*EXERCISE DIRECTIONS*: Copy out all lines with the word "Fulvestrant" in them.

Figure data in JSON:

····················

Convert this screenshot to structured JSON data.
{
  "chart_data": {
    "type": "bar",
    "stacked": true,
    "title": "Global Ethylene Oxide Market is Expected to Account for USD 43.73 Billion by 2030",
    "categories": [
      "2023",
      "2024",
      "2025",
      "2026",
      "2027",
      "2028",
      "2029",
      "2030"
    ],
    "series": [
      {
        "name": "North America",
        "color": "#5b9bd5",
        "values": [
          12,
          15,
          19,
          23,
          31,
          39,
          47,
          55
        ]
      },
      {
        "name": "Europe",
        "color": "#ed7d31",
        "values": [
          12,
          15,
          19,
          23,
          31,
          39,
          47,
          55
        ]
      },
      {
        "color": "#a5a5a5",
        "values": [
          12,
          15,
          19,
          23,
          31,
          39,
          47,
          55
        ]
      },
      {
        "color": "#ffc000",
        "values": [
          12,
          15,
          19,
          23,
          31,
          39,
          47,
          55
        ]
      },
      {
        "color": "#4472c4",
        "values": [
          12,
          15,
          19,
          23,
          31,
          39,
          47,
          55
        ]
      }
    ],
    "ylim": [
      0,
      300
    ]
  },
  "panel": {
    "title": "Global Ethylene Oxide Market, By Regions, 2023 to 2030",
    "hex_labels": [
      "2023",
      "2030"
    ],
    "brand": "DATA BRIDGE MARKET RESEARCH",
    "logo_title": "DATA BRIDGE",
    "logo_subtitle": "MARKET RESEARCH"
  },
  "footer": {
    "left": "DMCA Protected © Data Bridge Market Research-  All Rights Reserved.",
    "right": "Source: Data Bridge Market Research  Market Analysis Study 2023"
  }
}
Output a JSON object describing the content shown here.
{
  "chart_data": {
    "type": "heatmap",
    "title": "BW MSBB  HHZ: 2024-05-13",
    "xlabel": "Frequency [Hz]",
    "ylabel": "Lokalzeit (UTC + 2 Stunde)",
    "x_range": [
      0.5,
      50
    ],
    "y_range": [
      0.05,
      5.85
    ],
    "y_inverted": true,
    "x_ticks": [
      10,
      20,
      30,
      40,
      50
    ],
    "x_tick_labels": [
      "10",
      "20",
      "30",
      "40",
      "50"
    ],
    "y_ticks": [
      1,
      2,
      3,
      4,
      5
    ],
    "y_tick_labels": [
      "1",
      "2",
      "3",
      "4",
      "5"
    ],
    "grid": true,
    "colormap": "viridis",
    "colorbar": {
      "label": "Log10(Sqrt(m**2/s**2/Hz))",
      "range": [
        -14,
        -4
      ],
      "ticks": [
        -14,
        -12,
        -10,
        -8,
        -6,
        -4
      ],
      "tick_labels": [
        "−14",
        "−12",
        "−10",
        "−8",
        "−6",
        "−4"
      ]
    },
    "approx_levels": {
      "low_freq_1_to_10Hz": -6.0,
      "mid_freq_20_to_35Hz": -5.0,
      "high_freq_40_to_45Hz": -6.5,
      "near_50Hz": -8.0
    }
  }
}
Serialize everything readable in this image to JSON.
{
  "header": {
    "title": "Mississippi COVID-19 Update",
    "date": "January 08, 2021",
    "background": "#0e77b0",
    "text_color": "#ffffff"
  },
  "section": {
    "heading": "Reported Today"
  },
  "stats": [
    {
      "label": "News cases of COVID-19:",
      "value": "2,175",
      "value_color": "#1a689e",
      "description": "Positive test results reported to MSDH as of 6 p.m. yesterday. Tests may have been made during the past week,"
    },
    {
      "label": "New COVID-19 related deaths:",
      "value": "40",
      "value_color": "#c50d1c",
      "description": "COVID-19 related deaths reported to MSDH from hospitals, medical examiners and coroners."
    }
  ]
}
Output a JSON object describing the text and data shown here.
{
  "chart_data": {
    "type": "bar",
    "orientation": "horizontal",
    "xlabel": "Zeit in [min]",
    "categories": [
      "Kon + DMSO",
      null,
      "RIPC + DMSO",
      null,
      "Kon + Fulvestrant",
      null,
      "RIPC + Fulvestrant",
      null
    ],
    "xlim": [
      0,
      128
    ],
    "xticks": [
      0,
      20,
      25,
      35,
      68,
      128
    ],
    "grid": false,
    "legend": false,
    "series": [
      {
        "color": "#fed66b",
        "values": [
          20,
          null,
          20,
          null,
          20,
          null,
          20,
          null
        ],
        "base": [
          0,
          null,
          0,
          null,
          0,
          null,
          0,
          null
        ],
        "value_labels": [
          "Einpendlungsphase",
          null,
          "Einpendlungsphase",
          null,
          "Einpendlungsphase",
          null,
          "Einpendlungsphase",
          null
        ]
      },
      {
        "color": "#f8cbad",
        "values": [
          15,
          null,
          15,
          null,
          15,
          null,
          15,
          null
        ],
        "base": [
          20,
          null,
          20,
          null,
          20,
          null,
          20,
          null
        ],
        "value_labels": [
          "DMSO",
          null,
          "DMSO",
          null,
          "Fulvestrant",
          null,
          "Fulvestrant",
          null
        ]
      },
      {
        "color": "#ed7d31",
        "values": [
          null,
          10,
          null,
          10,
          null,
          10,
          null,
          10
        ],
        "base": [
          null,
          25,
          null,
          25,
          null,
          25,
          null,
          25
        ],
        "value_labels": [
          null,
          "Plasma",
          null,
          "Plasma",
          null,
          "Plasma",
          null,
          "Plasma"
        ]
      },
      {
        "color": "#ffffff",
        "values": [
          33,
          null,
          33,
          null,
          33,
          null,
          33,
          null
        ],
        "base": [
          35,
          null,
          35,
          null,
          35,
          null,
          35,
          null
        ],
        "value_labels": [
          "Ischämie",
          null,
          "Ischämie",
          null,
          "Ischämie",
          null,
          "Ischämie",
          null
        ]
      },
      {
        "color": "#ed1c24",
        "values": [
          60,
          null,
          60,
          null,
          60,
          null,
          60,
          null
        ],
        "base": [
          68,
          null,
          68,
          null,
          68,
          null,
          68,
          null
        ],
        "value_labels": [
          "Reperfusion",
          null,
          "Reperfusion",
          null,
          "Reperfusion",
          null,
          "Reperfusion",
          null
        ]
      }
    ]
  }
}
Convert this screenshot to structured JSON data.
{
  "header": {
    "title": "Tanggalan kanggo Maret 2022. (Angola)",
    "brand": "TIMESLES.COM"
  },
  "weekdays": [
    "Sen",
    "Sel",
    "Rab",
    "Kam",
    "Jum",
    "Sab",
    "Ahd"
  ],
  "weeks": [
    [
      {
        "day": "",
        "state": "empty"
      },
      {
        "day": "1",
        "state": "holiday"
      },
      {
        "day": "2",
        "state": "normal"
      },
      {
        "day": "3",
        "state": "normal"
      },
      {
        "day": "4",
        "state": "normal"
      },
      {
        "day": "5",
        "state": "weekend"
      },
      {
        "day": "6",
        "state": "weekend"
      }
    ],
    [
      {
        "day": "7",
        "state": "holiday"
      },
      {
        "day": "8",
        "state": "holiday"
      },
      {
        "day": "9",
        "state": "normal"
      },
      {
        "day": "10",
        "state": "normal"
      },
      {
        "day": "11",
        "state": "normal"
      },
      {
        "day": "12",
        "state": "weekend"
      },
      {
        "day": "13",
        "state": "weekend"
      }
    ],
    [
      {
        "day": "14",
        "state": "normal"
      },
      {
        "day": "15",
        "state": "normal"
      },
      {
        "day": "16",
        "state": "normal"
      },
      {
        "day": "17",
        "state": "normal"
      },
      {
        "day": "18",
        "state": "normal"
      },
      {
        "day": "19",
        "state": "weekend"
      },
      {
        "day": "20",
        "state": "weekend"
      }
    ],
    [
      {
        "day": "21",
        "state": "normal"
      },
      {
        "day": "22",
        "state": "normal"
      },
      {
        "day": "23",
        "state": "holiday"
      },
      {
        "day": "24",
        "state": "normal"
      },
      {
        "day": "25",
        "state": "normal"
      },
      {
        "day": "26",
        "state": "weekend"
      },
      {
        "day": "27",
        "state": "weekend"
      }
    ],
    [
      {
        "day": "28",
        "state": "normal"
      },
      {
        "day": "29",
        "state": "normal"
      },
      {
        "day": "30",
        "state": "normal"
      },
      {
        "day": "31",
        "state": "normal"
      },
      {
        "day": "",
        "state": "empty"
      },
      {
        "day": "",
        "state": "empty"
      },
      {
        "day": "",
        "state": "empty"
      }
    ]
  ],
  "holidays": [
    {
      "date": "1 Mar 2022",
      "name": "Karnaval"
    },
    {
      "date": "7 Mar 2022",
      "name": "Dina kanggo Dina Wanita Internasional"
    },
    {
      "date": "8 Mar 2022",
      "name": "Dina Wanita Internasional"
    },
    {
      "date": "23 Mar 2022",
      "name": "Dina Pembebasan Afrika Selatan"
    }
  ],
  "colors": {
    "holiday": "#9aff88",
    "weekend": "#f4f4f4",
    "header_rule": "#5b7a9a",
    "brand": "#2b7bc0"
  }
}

····················

*RESULT OF THIS TASK*:
      "Kon + Fulvestrant",
      "RIPC + Fulvestrant",
          "Fulvestrant",
          "Fulvestrant",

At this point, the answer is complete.